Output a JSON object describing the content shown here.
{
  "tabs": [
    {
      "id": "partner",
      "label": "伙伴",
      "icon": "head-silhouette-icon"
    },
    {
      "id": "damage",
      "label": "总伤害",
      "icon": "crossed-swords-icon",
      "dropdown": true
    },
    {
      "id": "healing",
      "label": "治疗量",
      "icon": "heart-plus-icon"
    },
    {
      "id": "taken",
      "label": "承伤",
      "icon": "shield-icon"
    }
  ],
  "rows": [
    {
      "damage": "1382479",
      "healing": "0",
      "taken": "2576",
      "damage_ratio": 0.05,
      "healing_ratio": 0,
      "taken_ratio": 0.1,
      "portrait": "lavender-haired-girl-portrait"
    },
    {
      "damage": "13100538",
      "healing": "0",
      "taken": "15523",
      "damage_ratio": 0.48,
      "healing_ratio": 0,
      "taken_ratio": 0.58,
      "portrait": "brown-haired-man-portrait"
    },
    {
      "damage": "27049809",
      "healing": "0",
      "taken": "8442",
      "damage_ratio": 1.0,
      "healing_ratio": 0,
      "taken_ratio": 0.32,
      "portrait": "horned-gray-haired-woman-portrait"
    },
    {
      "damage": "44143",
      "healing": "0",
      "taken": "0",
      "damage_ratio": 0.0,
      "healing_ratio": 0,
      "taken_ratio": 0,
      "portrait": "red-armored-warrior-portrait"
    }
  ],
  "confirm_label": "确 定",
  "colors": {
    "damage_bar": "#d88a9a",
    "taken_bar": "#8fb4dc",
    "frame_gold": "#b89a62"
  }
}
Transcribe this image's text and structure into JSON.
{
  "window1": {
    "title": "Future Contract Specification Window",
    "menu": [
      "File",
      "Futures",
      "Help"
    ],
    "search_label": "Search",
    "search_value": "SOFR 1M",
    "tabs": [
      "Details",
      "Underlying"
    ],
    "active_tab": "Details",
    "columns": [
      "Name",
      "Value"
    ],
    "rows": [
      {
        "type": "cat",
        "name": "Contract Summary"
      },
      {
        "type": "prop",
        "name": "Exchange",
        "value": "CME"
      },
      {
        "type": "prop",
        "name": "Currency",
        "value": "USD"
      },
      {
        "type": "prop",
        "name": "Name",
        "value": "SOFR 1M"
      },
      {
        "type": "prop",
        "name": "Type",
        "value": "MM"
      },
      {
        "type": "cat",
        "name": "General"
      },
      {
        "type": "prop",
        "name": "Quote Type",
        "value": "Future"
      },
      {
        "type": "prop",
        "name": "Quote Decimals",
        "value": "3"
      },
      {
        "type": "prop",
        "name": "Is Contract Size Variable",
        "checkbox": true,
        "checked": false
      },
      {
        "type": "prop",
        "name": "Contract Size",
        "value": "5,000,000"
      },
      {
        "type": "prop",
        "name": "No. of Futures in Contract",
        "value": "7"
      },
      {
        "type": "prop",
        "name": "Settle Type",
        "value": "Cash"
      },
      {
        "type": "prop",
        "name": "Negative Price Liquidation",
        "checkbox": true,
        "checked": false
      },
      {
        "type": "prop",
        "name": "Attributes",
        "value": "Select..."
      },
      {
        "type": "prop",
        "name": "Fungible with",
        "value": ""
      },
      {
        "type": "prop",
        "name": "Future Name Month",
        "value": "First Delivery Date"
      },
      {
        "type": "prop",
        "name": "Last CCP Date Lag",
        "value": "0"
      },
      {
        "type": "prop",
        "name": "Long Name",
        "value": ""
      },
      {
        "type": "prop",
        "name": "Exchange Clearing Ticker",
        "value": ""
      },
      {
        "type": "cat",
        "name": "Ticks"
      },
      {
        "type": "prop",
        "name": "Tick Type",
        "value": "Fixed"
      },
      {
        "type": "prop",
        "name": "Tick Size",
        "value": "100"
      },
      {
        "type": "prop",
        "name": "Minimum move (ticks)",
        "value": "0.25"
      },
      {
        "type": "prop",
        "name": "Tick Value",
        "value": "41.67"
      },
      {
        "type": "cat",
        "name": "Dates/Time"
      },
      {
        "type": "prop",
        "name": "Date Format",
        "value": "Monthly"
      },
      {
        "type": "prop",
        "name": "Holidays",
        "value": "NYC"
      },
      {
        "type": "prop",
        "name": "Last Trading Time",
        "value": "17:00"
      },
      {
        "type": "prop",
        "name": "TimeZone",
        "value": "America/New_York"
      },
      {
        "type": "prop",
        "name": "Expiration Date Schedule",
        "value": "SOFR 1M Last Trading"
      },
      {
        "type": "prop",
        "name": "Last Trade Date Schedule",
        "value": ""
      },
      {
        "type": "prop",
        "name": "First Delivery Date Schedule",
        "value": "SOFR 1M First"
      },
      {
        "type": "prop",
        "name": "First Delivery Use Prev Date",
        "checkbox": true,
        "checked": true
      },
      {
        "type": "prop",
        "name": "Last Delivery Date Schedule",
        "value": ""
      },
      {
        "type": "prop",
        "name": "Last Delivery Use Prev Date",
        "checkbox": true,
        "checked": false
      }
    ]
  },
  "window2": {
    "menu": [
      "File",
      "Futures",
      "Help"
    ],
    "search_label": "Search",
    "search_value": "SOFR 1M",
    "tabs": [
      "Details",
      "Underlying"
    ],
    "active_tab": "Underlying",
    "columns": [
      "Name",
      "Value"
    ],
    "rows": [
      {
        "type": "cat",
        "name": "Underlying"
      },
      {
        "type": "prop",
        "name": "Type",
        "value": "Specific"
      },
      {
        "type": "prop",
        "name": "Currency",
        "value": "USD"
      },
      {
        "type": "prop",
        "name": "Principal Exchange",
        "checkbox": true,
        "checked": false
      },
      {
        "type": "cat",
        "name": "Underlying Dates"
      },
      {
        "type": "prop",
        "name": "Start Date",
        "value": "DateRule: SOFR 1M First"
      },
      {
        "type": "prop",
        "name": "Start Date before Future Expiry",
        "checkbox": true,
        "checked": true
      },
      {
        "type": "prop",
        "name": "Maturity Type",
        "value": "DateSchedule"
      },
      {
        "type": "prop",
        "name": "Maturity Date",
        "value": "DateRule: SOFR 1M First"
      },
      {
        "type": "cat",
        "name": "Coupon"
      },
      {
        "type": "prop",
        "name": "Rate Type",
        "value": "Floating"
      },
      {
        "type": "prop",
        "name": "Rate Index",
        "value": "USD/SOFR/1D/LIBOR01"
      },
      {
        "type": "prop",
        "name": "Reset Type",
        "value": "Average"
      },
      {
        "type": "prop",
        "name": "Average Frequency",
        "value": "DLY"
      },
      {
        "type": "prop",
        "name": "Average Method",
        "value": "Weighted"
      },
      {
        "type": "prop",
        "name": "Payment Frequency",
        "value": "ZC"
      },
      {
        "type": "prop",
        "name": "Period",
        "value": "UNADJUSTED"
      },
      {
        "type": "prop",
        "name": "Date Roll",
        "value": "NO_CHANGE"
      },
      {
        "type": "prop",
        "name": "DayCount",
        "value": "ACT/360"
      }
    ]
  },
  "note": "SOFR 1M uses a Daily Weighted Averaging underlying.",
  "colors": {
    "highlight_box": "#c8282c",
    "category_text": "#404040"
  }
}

Aim –
Gather each line from the listing above that holds "Start".

Solution to this task –
        "name": "Start Date",
        "name": "Start Date before Future Expiry",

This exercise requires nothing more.